What you will do
1. According to the DDoS filtering text, in what year was BCP38 published?
2. Render this sentence from the DDoS filtering text in French: "Without IP spoofing, none of these amplification attacks work."
3. Write the next part of the DDoS filtering text, picking up after its final sentence.

Source document
============
The vast majority of DDoS mitigation investment happens at the target end. Victims deploy cloud scrubbing services, hardware appliances, and detection platforms to handle the attack traffic when it arrives. This is necessary, but it is also fundamentally reactive. The attack traffic has already traversed the internet, consumed bandwidth at every hop, and saturated links at the target before any mitigation activates.

Source-side filtering flips this dynamic. If the ISP where the attack originates filters the traffic before it leaves the network, the attack never happens. No transit links saturated. No targets overwhelmed. No downstream collateral damage. The problem is solved at the point where it begins.

BCP38: the 25-year-old solution still waiting for adoption

BCP38 (Best Current Practice 38, also known as RFC 2827) was published in 2000. It describes a simple concept: ISPs should filter packets leaving their network that have source IP addresses not belonging to that network. This prevents IP address spoofing, which is the foundation of reflection and amplification DDoS attacks.

How spoofing enables amplification

Amplification attacks work by exploiting protocols that respond with more data than they receive. An attacker sends a small query to a DNS server, NTP server, or memcached instance, but spoofs the source IP address to be the victim's IP. The server sends its large response to the victim, not the attacker. The amplification factor varies by protocol:

• DNS: up to 54x amplification
• NTP: up to 556x amplification
• Memcached: up to 51,000x amplification
• CLDAP: up to 70x amplification
• SSDP: up to 30x amplification

Without IP spoofing, none of these amplification attacks work. The responses would go back to the attacker's actual IP address, which defeats the purpose entirely. BCP38 filtering at the source ISP prevents spoofing, and preventing spoofing eliminates amplification attacks.
============
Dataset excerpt
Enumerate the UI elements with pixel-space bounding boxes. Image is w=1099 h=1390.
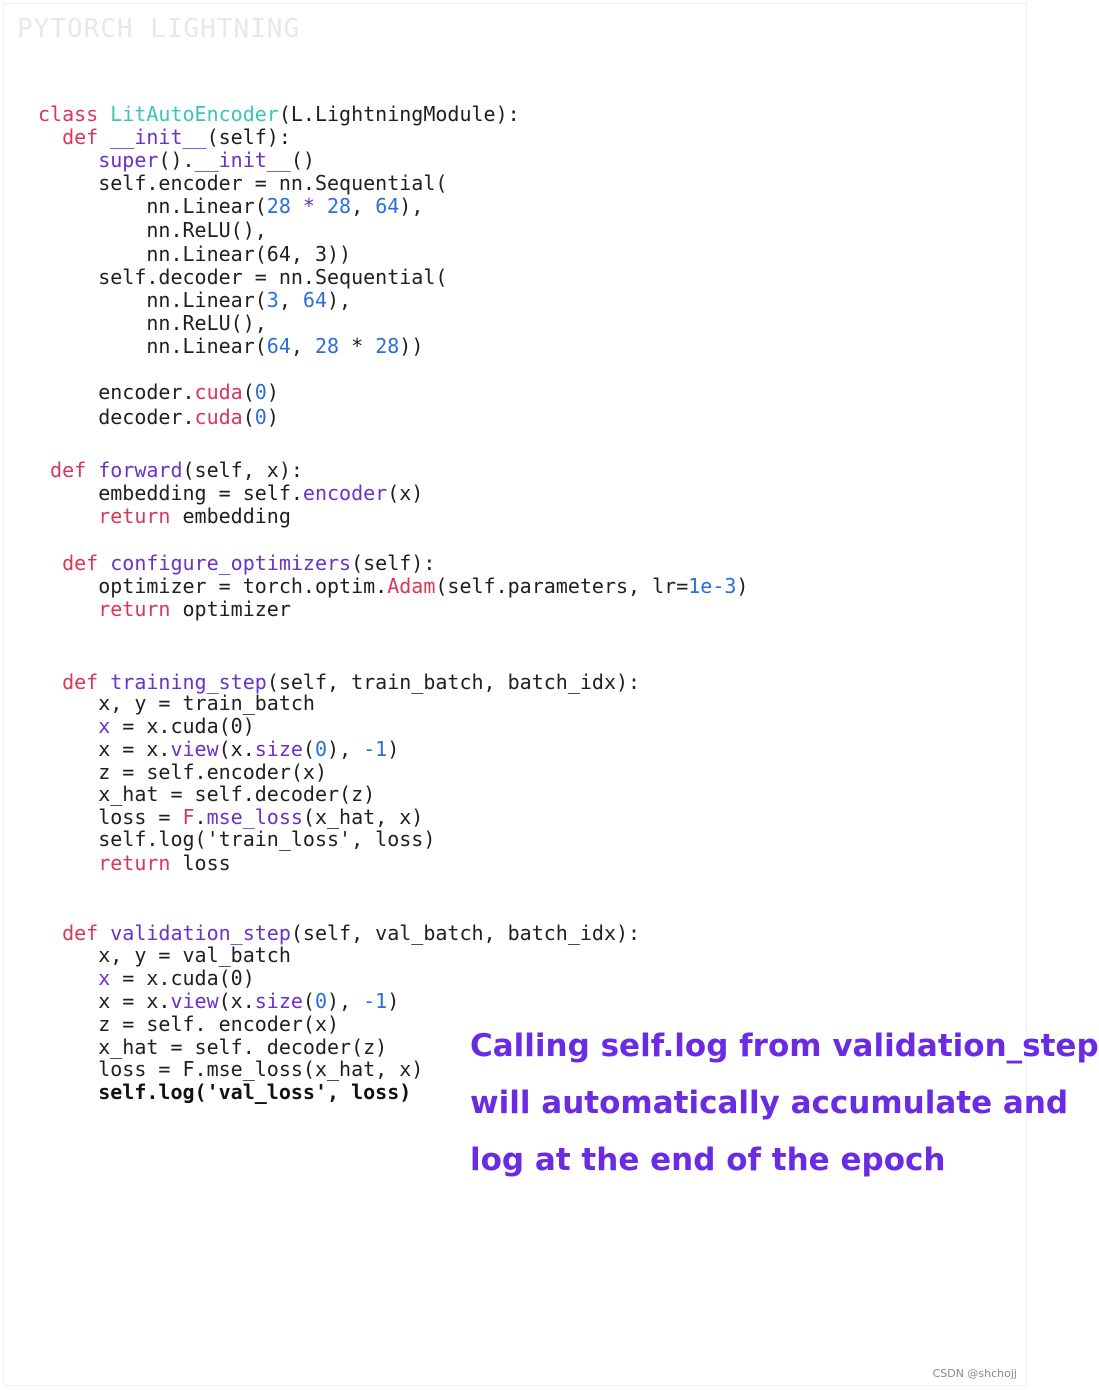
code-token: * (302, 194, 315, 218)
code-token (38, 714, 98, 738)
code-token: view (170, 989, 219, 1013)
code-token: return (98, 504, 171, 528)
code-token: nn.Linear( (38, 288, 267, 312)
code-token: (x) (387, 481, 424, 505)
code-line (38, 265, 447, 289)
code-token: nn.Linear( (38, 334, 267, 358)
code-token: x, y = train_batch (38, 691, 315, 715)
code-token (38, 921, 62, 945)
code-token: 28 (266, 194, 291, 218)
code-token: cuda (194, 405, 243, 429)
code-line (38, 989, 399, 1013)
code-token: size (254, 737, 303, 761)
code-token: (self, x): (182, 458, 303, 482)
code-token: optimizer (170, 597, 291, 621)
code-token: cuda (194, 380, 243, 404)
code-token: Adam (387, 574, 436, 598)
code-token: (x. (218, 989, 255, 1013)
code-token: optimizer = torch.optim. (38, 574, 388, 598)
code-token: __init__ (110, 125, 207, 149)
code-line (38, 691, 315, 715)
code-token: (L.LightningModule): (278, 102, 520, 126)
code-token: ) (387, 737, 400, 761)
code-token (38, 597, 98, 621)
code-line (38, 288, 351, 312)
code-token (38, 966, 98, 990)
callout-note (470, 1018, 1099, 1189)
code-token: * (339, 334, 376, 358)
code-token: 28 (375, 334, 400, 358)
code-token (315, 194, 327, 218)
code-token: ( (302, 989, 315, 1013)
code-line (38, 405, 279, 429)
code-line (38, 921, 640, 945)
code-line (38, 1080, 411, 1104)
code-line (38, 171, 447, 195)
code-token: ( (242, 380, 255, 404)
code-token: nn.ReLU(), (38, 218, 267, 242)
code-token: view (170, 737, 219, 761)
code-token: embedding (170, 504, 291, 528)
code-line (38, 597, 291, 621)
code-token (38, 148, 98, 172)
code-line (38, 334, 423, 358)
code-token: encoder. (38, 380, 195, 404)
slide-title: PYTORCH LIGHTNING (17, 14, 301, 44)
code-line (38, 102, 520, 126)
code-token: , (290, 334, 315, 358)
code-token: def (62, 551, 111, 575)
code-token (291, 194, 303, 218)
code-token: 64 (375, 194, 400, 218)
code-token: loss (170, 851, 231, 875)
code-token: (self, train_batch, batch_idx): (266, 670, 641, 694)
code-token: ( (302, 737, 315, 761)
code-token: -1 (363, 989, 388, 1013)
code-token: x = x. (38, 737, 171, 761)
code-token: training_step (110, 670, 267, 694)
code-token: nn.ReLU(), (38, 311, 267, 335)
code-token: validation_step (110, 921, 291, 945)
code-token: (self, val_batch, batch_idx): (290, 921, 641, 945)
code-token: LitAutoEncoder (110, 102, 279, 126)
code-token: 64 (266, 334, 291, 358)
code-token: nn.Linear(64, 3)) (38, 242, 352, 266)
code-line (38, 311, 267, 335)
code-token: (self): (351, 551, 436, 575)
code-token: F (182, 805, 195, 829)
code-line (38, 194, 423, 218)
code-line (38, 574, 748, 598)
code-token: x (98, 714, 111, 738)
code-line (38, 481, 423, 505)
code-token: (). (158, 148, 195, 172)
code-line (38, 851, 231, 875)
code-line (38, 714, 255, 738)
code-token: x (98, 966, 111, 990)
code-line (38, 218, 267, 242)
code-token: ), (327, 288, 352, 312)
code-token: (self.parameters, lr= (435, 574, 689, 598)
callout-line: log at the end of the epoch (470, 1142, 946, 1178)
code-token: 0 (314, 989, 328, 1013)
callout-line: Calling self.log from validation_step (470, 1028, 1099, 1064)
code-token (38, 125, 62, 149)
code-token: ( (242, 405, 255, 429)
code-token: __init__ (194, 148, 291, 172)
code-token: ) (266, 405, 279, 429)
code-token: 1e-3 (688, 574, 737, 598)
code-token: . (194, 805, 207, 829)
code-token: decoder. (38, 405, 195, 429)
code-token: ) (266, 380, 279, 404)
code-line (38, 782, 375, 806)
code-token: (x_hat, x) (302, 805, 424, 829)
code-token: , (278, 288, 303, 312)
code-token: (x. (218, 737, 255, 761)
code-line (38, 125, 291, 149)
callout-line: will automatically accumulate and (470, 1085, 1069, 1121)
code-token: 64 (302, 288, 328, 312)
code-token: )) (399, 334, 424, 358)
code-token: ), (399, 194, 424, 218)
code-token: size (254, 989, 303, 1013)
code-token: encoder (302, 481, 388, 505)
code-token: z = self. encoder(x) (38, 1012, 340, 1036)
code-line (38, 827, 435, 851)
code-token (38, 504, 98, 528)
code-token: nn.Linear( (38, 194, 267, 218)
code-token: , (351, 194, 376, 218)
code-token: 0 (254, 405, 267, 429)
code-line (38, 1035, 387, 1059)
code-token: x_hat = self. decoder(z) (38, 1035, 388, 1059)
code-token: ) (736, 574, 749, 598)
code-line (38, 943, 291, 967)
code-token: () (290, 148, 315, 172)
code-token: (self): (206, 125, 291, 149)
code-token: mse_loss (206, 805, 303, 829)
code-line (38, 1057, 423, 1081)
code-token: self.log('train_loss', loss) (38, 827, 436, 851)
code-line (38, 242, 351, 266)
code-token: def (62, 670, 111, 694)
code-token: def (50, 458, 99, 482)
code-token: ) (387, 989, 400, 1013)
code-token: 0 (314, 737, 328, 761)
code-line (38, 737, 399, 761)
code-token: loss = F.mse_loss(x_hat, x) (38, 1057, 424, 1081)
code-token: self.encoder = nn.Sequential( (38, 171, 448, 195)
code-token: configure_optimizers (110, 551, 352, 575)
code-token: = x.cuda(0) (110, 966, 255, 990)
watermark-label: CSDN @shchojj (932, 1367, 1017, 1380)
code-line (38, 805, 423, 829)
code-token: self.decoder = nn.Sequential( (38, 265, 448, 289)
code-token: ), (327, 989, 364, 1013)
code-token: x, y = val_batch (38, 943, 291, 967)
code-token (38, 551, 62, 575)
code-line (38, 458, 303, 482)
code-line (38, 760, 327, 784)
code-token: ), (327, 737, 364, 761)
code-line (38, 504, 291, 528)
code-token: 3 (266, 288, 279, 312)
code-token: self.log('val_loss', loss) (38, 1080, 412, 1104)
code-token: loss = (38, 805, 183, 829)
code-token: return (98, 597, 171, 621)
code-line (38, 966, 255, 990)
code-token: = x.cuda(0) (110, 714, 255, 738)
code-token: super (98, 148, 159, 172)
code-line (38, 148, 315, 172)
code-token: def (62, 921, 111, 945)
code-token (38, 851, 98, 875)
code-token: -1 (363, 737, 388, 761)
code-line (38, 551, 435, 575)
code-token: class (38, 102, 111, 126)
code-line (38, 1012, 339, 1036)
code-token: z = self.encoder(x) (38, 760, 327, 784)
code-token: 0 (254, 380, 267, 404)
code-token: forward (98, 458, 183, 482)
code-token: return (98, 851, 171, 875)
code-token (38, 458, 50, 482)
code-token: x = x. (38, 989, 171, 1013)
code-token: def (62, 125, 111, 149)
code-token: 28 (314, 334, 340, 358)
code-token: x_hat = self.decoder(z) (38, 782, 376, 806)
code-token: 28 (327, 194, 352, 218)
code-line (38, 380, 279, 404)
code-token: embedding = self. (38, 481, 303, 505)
============
Results by task
1. 2000

2. Sans usurpation d'adresse IP, aucune de ces attaques par amplification ne fonctionne.

3.
Why adoption is still incomplete

Despite being 25 years old and technically straightforward to implement, BCP38 adoption remains incomplete. Various measurement projects (CAIDA Spoofer, Open Resolver Project) estimate that 20-30% of autonomous systems still allow spoofed traffic to exit their networks.

The reasons for non-adoption are a mix of legitimate concerns and institutional inertia:

• Asymmetric routing concerns: Strict uRPF (the most common BCP38 implementation) can drop legitimate packets in networks with asymmetric routing. This is a valid concern but is solved by using feasible-path uRPF or ACL-based filtering instead of strict uRPF.
• Operational overhead: Maintaining prefix filters for customer interfaces requires ongoing updates as customers add or change IP allocations. Automated systems and IRR-based prefix filter generation largely eliminate this burden.
• Tragedy of the commons: The ISP that implements BCP38 bears the cost, but the benefit accrues to others (the potential targets of spoofed attacks). This creates a rational but short-sighted incentive to let others do the work.
• Lack of enforcement: Until recently, there were no consequences for ISPs that failed to implement source-address validation. This is changing as regulators and peering partners begin requiring compliance.

Beyond spoofing: detecting compromised devices

BCP38 prevents spoofed traffic, but not all DDoS attacks use spoofing. Botnets like Mirai, Aisuru, and their variants use compromised devices to send attack traffic with legitimate (non-spoofed) source addresses. Filtering based on source address alone does not stop these attacks.

Detecting compromised devices on your network requires monitoring outbound traffic patterns for anomalies. A residential IoT device that suddenly starts sending 10,000 UDP packets per second to a single destination is almost certainly participating in a DDoS attack. A server that starts generating SYN floods to external targets has been compromised.

Outbound anomaly detection

The same per-node monitoring that detects inbound DDoS attacks can detect outbound attack participation. Flowtriq agents monitor all traffic on a server, both inbound and outbound. A sudden spike in outbound packets to a single destination triggers an alert, identifying potentially compromised devices before they can contribute significantly to an attack.

For ISPs managing customer servers or CPE, this outbound monitoring provides early warning of compromised devices. You can quarantine or remediate the compromised device before it causes damage to external targets, before upstream providers start complaining, and before your network's reputation suffers.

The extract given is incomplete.